Task directions →
Find the lines in these entries that include the word "PROV" and state how many there are, with no other words.

Data entries for graphics
—————
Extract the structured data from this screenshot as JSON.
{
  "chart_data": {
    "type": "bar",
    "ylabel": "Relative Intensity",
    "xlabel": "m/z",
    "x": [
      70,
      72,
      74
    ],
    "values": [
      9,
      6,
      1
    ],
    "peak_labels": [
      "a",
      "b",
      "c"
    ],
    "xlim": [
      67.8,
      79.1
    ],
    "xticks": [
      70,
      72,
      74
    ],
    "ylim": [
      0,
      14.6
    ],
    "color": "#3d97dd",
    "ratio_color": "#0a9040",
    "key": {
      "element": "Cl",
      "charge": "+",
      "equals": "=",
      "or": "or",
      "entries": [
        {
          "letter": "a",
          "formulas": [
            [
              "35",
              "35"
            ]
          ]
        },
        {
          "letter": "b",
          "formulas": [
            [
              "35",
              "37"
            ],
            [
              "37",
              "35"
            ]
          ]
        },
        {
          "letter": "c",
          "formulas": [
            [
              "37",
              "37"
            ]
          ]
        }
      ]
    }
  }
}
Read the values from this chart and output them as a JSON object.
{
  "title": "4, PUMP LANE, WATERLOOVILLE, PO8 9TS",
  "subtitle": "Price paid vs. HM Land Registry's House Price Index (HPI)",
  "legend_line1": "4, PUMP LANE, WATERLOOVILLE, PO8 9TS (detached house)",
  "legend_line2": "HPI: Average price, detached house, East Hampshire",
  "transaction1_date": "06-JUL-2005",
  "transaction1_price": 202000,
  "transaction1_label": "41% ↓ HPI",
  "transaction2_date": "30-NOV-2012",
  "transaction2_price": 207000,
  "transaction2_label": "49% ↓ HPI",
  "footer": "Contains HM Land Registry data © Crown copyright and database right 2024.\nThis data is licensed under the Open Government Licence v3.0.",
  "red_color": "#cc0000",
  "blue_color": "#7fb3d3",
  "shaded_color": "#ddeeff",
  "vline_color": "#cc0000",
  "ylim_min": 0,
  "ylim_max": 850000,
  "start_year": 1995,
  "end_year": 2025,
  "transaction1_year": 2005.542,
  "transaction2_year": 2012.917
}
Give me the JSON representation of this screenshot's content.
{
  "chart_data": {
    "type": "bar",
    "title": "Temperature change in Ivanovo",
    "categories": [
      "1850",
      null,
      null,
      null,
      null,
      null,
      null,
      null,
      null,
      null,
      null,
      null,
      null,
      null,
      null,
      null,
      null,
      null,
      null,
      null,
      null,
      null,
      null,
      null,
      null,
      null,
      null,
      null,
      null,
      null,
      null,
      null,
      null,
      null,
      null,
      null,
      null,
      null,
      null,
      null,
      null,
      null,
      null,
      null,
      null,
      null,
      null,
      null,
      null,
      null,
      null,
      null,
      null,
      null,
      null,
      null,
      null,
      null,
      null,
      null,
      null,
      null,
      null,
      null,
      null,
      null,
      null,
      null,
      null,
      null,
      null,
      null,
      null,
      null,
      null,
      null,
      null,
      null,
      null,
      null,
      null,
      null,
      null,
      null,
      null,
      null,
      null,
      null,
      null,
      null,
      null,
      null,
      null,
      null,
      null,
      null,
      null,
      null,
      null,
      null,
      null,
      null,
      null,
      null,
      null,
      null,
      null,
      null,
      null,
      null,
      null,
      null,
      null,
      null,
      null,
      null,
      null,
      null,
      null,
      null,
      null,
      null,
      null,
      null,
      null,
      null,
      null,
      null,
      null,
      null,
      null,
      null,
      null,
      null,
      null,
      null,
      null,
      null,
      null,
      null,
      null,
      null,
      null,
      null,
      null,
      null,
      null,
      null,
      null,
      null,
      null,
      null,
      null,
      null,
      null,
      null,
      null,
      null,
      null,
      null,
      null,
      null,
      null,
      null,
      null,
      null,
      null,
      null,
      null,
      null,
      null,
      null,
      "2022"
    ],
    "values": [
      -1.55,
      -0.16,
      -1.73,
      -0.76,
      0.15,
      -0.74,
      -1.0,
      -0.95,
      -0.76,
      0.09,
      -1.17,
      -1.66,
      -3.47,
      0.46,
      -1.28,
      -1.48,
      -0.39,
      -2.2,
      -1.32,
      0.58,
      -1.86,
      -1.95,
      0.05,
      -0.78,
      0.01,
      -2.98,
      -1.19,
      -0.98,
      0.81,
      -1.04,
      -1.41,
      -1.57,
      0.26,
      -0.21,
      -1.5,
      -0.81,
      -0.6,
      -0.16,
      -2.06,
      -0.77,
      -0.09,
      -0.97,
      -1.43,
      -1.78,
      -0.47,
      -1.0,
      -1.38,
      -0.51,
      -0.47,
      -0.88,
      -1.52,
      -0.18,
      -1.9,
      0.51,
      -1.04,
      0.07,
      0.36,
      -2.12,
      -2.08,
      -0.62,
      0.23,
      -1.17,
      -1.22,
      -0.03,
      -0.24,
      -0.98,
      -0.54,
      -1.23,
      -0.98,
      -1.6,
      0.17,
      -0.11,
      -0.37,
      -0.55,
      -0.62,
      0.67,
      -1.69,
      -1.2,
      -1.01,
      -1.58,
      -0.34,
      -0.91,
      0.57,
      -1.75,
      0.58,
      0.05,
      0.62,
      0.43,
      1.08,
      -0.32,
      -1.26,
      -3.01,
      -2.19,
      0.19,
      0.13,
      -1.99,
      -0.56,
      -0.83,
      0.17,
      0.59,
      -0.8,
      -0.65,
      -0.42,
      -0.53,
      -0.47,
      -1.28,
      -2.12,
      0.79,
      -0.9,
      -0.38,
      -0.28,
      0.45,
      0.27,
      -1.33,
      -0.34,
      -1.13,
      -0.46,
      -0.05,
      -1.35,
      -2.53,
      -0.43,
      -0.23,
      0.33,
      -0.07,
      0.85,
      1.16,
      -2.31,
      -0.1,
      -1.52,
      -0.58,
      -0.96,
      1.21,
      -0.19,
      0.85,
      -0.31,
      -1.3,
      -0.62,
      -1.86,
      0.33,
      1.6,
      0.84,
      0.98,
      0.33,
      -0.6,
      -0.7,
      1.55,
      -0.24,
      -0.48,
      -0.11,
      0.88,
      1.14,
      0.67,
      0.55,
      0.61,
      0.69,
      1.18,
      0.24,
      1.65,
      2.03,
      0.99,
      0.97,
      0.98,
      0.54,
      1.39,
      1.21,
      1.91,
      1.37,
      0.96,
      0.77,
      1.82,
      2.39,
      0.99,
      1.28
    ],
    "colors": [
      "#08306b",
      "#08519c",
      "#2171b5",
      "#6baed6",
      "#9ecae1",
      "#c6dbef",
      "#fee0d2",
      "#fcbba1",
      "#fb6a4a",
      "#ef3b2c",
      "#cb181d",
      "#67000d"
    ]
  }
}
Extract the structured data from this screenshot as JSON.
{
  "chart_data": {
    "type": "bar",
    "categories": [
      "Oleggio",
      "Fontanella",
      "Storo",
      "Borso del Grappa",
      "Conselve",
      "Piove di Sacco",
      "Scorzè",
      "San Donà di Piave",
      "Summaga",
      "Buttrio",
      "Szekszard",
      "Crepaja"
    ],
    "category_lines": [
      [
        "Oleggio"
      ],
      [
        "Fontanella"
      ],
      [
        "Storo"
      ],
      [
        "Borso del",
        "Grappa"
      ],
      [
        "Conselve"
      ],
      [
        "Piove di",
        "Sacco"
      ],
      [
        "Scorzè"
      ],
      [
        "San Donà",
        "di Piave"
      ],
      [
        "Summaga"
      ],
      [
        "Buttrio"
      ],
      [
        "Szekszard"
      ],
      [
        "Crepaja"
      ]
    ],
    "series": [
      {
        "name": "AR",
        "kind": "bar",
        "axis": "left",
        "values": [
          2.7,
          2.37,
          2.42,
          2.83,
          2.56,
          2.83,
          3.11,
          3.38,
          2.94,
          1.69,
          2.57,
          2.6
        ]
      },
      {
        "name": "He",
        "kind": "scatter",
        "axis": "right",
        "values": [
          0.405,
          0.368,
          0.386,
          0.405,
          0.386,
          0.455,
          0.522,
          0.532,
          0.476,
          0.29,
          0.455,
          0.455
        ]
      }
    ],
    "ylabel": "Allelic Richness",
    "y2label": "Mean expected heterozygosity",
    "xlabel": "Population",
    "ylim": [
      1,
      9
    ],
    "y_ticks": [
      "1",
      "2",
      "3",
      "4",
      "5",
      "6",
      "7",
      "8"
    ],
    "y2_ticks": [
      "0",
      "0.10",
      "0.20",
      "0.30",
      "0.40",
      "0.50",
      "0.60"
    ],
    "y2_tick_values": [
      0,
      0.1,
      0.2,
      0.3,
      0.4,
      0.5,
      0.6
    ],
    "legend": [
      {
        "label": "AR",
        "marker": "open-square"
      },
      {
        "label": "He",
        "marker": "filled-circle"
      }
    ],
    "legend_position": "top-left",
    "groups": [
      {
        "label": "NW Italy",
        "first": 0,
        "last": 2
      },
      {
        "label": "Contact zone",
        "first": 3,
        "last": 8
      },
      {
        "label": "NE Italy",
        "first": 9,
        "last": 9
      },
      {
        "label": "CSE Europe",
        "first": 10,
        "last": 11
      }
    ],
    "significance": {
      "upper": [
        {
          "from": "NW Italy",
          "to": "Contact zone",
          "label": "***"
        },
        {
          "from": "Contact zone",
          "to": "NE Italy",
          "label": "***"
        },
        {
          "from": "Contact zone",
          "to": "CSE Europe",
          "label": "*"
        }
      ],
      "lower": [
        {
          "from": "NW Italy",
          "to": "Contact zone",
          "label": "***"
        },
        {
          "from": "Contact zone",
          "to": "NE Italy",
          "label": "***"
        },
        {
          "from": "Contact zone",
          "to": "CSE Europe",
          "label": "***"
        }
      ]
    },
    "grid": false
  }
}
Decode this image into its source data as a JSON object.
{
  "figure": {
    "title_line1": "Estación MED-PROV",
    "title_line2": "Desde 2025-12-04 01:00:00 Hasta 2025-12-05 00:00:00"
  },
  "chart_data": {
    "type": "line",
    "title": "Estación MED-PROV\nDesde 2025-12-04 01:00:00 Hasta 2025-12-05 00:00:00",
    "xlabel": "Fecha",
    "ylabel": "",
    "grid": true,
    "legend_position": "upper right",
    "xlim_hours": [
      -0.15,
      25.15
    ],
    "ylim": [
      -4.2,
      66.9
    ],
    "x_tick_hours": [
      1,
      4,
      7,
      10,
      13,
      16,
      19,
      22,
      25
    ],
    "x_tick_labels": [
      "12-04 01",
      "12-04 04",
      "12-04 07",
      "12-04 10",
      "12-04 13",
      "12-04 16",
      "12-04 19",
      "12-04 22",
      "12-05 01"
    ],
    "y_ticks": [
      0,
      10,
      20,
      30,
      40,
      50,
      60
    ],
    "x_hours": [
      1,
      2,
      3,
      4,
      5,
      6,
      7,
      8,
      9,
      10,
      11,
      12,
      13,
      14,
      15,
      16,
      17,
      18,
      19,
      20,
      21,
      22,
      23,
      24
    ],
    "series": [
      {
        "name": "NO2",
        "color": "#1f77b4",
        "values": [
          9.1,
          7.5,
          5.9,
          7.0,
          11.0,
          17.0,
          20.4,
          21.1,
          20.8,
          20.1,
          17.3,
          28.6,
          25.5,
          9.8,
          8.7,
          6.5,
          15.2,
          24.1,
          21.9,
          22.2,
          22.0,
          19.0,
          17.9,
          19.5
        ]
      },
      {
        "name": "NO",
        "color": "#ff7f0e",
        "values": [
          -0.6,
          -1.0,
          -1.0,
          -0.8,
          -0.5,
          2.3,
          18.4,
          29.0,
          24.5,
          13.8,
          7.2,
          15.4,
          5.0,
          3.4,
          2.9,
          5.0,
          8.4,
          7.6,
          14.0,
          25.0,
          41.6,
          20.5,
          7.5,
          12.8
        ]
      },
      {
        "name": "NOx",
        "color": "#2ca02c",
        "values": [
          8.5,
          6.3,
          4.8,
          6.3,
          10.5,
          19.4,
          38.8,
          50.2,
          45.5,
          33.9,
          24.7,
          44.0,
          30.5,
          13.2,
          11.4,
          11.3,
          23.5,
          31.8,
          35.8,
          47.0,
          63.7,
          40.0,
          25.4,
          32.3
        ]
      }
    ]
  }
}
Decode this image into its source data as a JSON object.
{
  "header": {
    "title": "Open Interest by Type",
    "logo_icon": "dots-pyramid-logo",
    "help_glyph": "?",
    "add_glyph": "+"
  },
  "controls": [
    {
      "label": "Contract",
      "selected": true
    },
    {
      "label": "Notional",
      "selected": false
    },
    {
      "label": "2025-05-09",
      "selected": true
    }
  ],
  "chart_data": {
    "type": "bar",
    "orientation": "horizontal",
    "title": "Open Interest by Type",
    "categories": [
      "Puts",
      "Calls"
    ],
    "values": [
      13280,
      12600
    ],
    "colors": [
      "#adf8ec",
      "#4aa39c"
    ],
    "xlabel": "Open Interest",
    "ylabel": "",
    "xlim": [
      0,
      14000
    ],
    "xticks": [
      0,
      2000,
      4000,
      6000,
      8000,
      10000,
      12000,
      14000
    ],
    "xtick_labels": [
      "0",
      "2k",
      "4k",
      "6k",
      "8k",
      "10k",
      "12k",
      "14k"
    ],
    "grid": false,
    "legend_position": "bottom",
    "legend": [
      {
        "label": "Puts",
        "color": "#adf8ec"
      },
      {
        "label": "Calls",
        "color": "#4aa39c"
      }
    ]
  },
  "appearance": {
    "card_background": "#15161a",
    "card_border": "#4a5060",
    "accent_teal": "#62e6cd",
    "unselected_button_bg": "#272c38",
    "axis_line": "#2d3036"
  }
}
—————
Full answer →
2